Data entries
** Begin **

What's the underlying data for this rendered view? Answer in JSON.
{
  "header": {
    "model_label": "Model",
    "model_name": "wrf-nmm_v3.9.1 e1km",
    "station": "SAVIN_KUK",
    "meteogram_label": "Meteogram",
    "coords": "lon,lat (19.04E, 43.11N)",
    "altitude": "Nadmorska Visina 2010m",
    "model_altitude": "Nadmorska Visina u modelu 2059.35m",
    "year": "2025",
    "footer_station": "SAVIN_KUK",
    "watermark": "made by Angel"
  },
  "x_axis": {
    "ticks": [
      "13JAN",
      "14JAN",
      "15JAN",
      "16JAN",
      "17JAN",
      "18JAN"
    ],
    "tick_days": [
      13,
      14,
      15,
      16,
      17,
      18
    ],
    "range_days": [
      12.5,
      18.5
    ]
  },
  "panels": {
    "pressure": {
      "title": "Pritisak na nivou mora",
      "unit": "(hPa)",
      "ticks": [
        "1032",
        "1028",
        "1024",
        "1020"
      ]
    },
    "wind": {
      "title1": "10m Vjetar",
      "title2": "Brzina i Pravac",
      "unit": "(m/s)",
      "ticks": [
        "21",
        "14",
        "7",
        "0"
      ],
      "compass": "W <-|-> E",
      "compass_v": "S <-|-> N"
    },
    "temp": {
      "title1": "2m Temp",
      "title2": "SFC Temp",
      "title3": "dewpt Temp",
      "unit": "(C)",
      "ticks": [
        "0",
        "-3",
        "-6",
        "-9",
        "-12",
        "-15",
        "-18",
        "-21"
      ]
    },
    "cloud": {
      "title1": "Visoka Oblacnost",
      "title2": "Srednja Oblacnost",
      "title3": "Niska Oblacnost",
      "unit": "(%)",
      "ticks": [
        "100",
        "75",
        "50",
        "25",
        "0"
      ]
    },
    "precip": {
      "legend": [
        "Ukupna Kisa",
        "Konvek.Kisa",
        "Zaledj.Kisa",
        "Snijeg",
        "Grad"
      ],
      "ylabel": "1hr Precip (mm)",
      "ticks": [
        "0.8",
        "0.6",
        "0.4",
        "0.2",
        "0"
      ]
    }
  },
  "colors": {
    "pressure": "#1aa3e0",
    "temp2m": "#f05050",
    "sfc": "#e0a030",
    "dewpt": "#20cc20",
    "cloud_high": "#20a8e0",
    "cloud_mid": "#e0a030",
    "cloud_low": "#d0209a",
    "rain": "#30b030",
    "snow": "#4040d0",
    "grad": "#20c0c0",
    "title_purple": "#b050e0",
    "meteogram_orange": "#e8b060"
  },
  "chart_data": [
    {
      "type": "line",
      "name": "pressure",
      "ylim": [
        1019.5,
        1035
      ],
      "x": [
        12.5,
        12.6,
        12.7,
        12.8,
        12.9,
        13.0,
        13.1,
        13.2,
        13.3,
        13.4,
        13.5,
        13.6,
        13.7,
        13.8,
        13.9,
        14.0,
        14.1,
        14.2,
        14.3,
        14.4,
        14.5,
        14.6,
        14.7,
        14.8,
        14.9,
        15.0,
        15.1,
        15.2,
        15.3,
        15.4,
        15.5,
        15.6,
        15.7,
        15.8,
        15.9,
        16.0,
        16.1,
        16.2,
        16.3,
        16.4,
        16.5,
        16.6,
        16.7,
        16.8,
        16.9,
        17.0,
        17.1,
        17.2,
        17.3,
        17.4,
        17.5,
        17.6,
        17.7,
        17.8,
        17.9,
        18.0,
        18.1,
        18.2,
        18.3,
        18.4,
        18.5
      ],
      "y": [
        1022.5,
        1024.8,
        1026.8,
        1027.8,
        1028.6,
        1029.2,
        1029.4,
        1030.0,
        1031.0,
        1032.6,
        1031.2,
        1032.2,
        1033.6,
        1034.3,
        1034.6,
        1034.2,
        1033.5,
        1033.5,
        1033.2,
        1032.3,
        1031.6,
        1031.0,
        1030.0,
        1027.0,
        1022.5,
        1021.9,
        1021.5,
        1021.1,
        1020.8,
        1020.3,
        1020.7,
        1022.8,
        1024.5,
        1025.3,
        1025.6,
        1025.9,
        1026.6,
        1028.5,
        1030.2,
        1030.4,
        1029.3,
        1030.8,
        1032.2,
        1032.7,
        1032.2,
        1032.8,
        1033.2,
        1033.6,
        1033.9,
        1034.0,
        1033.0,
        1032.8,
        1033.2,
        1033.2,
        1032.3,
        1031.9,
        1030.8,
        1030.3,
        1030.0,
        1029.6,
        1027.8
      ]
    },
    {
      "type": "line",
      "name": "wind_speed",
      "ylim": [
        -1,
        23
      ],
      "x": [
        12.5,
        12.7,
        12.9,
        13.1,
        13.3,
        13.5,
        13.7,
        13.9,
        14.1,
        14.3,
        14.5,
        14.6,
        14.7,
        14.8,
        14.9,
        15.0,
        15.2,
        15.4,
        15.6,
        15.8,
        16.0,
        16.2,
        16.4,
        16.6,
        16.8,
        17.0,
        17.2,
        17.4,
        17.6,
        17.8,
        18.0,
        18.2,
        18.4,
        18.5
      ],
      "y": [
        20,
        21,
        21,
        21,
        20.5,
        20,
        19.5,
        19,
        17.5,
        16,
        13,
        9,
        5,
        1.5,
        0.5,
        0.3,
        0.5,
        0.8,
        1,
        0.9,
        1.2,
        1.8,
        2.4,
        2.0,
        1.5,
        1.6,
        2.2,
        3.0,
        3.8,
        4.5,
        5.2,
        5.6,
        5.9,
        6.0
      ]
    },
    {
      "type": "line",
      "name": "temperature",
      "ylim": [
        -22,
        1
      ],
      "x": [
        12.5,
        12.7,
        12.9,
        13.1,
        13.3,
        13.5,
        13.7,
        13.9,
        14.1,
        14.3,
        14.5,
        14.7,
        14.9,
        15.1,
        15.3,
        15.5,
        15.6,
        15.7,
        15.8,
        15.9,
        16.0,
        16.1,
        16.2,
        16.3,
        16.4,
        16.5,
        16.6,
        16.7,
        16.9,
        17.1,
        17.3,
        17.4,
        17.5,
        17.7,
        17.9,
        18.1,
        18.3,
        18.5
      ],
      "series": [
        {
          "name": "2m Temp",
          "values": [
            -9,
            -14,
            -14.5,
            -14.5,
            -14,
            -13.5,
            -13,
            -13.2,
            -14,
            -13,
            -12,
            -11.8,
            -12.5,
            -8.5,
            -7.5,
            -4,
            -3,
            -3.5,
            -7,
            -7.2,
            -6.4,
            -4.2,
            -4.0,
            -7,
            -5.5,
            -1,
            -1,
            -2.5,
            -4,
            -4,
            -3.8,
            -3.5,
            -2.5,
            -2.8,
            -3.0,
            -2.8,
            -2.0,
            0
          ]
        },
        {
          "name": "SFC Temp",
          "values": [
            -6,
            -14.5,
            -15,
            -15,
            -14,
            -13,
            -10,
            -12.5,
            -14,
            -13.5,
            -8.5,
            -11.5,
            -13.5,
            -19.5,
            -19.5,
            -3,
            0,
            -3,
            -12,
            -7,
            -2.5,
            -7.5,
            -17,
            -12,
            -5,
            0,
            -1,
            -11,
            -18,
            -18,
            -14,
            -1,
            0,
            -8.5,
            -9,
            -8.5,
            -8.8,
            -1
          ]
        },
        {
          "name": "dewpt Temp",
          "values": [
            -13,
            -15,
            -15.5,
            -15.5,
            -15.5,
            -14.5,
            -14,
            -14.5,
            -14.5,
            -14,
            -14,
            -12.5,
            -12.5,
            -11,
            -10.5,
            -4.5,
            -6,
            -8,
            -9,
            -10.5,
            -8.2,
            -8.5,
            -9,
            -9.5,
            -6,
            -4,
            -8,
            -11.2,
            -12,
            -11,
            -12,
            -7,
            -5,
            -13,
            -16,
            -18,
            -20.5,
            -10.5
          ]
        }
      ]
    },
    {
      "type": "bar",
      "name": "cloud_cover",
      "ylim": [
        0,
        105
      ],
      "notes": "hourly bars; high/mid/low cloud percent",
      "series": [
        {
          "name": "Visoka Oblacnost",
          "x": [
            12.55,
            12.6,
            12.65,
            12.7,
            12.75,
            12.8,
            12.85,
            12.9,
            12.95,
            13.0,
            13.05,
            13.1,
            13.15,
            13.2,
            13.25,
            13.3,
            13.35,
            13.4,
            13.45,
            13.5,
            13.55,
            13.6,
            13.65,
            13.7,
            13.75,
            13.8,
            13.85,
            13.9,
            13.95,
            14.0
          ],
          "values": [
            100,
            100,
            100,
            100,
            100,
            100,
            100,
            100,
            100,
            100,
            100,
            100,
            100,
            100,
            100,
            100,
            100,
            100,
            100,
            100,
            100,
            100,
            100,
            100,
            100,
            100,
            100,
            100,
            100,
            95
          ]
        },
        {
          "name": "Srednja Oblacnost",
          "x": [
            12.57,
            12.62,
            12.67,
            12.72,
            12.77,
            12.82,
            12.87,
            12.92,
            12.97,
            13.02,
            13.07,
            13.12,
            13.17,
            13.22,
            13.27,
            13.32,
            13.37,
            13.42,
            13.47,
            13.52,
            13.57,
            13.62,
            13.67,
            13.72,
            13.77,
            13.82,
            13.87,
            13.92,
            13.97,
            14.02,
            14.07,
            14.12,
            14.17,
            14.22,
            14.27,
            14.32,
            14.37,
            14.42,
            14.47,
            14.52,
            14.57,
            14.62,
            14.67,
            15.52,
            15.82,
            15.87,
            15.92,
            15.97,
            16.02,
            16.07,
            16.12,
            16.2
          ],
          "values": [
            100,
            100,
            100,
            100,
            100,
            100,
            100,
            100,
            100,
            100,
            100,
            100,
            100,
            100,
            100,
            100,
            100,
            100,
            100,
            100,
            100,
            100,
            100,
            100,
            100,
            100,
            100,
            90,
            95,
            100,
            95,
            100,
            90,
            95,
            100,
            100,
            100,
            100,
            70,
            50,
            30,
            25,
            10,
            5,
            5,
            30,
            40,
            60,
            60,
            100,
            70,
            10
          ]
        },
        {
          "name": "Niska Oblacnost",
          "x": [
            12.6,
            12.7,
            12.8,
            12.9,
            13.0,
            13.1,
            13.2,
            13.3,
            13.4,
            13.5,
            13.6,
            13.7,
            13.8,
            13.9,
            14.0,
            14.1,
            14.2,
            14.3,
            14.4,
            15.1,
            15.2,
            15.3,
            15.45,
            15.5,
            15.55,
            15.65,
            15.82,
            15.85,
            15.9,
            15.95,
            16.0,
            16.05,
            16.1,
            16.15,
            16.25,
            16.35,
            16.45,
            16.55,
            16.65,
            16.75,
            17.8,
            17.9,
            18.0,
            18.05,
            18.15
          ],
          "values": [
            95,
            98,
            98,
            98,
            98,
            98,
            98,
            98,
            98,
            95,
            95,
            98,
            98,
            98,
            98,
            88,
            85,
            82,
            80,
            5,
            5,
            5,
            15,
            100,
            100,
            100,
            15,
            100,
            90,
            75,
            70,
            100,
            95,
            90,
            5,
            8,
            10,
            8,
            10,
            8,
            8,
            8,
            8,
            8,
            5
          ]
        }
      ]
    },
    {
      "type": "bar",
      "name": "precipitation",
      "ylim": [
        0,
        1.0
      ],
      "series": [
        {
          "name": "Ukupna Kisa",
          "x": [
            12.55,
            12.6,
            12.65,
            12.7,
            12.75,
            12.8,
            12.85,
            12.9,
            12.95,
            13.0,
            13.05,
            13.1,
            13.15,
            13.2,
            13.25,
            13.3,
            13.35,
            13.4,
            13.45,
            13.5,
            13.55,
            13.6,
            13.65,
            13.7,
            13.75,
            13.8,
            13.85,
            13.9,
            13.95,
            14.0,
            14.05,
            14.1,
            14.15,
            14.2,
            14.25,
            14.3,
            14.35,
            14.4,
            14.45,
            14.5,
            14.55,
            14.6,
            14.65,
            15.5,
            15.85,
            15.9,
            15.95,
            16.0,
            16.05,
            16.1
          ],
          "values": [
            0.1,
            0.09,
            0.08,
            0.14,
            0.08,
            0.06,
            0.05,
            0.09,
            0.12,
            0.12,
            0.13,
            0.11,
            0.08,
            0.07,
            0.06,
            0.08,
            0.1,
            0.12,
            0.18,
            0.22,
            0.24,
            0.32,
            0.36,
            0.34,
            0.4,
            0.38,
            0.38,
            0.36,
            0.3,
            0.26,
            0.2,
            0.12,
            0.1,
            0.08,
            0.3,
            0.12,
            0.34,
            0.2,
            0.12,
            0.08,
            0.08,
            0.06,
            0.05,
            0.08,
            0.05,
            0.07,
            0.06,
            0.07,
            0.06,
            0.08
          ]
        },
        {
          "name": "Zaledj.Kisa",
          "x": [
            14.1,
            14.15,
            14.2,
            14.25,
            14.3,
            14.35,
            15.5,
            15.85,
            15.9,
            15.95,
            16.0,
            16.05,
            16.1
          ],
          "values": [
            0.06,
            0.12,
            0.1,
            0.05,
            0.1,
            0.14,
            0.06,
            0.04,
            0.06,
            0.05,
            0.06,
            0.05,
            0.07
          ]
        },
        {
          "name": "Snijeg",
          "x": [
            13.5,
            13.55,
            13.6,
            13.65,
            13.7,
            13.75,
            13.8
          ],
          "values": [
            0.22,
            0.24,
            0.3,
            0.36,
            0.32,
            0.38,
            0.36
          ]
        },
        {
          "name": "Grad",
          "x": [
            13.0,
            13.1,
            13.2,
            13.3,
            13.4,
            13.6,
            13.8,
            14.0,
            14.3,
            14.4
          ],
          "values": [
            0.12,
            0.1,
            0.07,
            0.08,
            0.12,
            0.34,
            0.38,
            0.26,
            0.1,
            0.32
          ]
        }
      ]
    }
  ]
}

** End **

INSTRUCTIONS TO FOLLOW
Search the data above for the string "Niska" and return every line that has it.

SOLVED EXERCISE
      "title3": "Niska Oblacnost",
          "name": "Niska Oblacnost",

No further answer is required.